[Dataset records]
* * * * * * * * *
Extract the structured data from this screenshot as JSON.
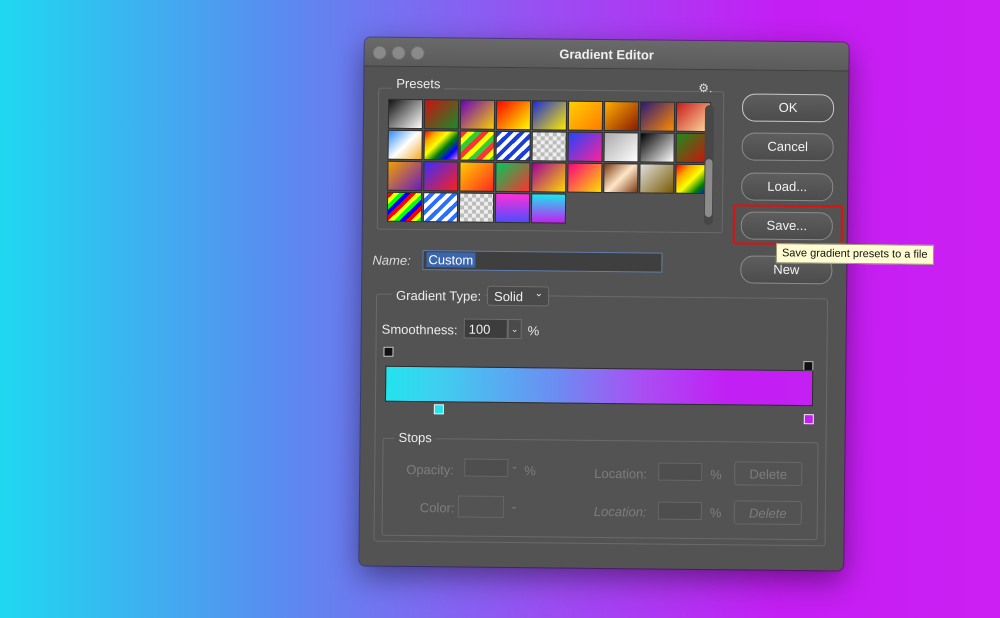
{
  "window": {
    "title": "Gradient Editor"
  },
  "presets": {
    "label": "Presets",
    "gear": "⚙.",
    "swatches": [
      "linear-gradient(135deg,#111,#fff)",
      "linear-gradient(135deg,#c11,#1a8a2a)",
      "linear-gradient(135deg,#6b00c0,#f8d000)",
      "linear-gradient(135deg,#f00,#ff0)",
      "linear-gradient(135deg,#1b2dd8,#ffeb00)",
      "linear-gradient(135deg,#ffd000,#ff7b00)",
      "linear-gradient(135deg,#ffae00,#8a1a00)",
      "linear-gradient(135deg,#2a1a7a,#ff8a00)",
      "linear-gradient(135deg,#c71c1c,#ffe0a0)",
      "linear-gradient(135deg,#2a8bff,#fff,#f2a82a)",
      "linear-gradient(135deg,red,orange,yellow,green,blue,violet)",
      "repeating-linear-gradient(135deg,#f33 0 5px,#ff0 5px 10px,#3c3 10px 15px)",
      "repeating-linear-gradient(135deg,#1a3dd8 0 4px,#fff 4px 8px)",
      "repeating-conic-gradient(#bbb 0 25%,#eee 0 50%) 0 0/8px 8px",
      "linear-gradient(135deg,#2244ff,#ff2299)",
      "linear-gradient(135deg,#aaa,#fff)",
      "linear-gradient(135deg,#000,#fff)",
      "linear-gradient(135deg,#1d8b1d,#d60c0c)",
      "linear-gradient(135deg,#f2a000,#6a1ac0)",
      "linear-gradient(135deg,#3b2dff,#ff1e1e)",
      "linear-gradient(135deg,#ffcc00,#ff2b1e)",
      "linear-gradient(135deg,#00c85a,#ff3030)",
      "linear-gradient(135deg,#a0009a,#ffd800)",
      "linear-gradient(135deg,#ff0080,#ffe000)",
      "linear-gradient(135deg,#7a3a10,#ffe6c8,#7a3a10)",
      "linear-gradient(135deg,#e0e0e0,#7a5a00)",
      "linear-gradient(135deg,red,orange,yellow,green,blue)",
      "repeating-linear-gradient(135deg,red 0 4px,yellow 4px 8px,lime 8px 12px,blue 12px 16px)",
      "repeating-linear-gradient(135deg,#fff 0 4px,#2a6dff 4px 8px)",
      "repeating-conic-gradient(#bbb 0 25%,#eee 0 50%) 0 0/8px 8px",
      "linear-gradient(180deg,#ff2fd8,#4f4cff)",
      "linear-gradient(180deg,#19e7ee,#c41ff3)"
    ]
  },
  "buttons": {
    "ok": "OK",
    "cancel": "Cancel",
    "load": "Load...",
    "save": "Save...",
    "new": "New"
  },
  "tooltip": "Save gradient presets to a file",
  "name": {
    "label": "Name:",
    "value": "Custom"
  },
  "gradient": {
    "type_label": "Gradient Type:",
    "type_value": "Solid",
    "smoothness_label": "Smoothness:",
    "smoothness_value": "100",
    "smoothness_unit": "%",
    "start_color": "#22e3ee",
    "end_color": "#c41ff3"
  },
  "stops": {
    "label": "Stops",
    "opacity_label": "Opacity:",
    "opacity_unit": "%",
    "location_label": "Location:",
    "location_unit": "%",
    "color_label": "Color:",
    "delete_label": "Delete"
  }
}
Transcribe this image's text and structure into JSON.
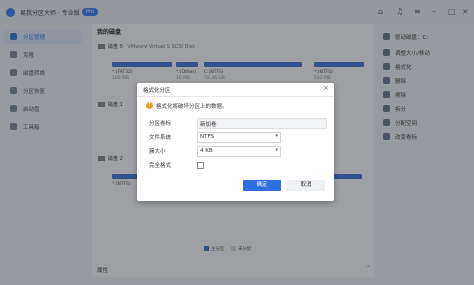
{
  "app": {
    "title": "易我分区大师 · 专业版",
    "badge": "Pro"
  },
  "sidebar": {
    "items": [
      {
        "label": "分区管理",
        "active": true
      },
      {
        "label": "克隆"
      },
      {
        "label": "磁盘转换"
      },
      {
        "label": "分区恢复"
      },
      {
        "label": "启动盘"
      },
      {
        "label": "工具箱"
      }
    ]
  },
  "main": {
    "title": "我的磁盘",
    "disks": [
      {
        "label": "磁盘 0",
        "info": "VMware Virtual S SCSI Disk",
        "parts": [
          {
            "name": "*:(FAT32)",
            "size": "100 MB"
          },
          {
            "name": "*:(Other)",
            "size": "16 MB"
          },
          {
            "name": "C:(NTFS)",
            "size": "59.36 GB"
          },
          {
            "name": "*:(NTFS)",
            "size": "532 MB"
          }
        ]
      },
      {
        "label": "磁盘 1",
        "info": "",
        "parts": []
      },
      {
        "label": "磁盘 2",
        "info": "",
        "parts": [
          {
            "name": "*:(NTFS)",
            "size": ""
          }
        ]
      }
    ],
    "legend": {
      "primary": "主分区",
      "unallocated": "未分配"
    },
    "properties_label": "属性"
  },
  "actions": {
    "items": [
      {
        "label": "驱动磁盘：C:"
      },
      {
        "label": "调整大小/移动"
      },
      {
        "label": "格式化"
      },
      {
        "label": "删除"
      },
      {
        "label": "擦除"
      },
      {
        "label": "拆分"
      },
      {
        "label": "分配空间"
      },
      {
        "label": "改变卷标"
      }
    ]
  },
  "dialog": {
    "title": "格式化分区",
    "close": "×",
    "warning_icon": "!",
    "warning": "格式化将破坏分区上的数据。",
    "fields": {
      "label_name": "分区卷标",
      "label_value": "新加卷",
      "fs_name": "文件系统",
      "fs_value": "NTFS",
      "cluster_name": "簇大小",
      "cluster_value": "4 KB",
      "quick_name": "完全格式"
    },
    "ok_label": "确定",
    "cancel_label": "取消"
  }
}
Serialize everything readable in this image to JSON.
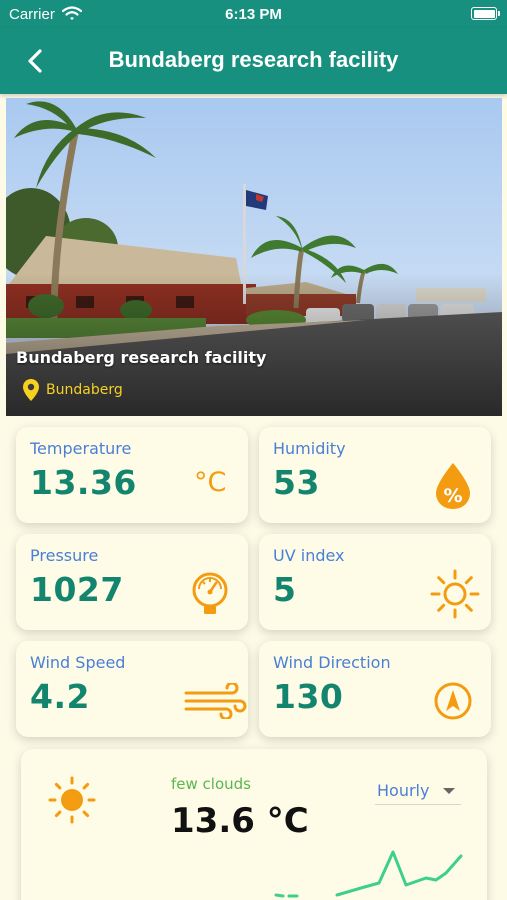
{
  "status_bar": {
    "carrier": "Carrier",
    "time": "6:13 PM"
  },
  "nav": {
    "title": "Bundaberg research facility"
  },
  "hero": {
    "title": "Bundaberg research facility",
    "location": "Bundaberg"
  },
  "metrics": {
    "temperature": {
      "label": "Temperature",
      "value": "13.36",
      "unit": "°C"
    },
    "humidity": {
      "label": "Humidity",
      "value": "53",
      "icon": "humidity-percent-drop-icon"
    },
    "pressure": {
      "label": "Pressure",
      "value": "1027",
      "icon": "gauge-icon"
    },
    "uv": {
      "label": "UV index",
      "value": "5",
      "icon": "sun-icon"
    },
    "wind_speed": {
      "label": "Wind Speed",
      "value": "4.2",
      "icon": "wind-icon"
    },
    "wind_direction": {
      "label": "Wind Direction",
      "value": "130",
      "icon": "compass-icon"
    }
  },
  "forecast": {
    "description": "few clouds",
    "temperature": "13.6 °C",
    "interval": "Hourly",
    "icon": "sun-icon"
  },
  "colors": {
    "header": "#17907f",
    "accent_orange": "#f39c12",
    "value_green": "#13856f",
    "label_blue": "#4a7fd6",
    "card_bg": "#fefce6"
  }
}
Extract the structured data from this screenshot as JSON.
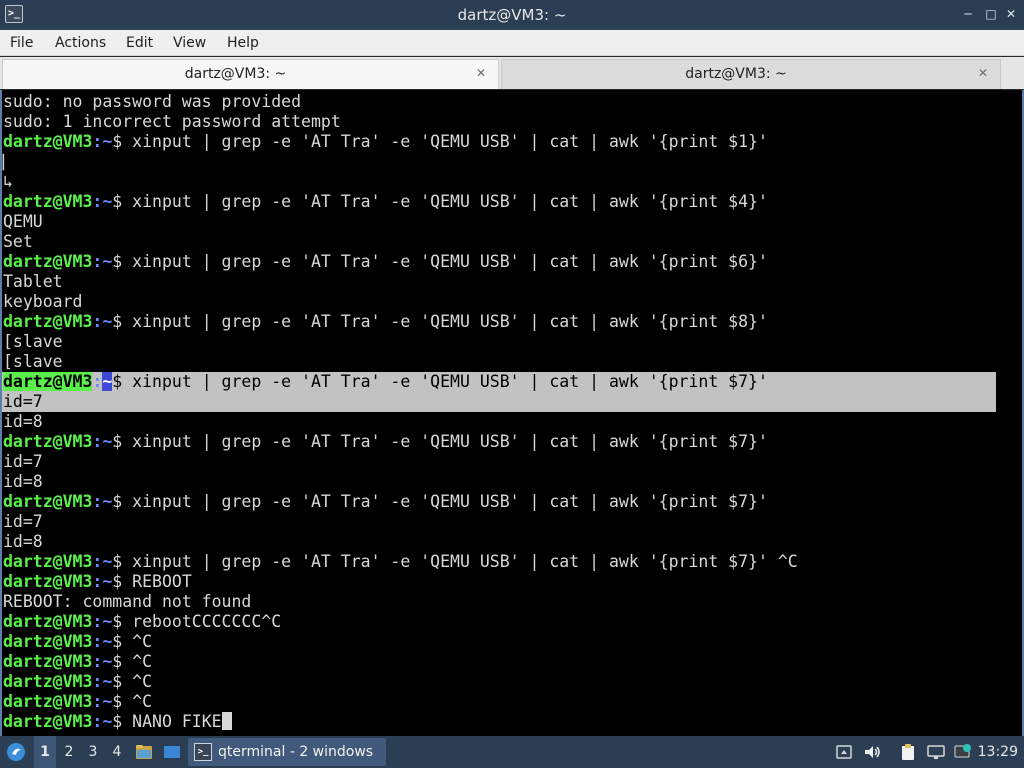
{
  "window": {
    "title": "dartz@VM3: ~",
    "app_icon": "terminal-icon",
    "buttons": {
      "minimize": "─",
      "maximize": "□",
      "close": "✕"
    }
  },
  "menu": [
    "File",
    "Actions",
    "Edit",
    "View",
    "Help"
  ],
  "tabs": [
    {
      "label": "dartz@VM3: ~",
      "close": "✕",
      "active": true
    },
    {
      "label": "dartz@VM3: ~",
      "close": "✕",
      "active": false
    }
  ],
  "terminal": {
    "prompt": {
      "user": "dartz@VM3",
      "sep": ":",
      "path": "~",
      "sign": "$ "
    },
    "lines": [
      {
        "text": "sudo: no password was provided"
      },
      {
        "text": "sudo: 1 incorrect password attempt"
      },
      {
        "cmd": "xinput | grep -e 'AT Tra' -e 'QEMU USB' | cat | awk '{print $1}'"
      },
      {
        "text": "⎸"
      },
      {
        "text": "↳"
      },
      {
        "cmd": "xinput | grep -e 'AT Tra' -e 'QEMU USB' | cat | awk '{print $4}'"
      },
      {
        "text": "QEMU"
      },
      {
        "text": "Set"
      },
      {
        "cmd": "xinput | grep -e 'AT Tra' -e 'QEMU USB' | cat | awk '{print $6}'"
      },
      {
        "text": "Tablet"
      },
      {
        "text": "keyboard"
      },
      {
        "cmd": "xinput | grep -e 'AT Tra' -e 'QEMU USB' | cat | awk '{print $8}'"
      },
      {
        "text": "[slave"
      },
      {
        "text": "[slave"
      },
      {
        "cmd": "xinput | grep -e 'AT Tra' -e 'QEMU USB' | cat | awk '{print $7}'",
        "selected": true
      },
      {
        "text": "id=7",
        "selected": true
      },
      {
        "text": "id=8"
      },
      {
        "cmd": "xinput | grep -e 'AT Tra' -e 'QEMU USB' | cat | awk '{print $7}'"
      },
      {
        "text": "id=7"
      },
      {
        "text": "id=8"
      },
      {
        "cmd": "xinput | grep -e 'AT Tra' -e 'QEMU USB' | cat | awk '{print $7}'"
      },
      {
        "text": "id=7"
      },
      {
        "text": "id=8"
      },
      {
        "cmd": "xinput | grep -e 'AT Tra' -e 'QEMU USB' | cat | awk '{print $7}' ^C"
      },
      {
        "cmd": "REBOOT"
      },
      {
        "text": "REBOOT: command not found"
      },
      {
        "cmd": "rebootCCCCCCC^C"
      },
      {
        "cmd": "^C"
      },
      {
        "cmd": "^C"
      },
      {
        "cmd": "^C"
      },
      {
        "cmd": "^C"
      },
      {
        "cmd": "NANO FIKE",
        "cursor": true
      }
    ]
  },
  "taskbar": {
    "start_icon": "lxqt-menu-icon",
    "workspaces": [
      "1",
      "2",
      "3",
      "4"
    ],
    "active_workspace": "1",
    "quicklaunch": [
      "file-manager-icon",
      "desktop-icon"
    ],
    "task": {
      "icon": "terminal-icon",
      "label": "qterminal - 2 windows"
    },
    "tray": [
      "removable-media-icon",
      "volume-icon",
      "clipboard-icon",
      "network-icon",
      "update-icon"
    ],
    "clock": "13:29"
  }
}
* * * * * * * * *
Stated task. Out of the material above, gather each line where "size" appears.

In response.
            "size": "100 MB"
            "size": "16 MB"
            "size": "59.36 GB"
            "size": "532 MB"
            "size": ""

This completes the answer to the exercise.